Сохранённые элементы набора данных
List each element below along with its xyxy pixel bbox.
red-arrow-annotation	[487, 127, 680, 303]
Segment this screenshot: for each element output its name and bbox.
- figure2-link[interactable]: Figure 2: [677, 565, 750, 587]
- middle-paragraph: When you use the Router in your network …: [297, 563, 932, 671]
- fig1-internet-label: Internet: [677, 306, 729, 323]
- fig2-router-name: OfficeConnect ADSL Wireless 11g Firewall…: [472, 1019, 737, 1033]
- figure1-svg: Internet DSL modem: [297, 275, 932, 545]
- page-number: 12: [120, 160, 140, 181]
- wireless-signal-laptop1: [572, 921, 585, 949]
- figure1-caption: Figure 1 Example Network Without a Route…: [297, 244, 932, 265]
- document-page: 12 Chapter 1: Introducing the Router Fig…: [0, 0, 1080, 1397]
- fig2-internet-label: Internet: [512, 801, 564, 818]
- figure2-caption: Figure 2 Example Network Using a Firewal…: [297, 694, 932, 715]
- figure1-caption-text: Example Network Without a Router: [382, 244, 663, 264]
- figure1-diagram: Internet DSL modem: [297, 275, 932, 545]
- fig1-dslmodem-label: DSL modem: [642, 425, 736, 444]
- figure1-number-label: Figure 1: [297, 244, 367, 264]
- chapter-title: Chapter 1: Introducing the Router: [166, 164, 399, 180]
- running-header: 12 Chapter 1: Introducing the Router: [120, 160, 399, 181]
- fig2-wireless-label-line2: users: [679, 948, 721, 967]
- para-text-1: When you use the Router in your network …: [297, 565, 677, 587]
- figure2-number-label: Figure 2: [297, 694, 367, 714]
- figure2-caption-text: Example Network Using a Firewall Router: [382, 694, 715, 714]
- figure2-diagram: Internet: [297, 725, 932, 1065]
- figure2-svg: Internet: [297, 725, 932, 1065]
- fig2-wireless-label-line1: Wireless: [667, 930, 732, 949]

-- Письменное задание --
Отредактируйте весь материал выше: замените «Introducing» на «Installing» и больше ничего не меняйте.

-- Результат задания --
List each element below along with its xyxy pixel bbox.
red-arrow-annotation	[487, 127, 680, 303]
Segment this screenshot: for each element output its name and bbox.
- figure2-link[interactable]: Figure 2: [677, 565, 750, 587]
- middle-paragraph: When you use the Router in your network …: [297, 563, 932, 671]
- fig1-internet-label: Internet: [677, 306, 729, 323]
- fig2-router-name: OfficeConnect ADSL Wireless 11g Firewall…: [472, 1019, 737, 1033]
- figure1-svg: Internet DSL modem: [297, 275, 932, 545]
- page-number: 12: [120, 160, 140, 181]
- wireless-signal-laptop1: [572, 921, 585, 949]
- figure1-caption: Figure 1 Example Network Without a Route…: [297, 244, 932, 265]
- document-page: 12 Chapter 1: Installing the Router Fig…: [0, 0, 1080, 1397]
- fig2-internet-label: Internet: [512, 801, 564, 818]
- figure2-caption: Figure 2 Example Network Using a Firewal…: [297, 694, 932, 715]
- figure1-caption-text: Example Network Without a Router: [382, 244, 663, 264]
- figure1-diagram: Internet DSL modem: [297, 275, 932, 545]
- fig1-dslmodem-label: DSL modem: [642, 425, 736, 444]
- figure1-number-label: Figure 1: [297, 244, 367, 264]
- chapter-title: Chapter 1: Installing the Router: [166, 164, 399, 180]
- running-header: 12 Chapter 1: Installing the Router: [120, 160, 399, 181]
- fig2-wireless-label-line2: users: [679, 948, 721, 967]
- para-text-1: When you use the Router in your network …: [297, 565, 677, 587]
- figure2-number-label: Figure 2: [297, 694, 367, 714]
- figure2-caption-text: Example Network Using a Firewall Router: [382, 694, 715, 714]
- figure2-diagram: Internet: [297, 725, 932, 1065]
- figure2-svg: Internet: [297, 725, 932, 1065]
- fig2-wireless-label-line1: Wireless: [667, 930, 732, 949]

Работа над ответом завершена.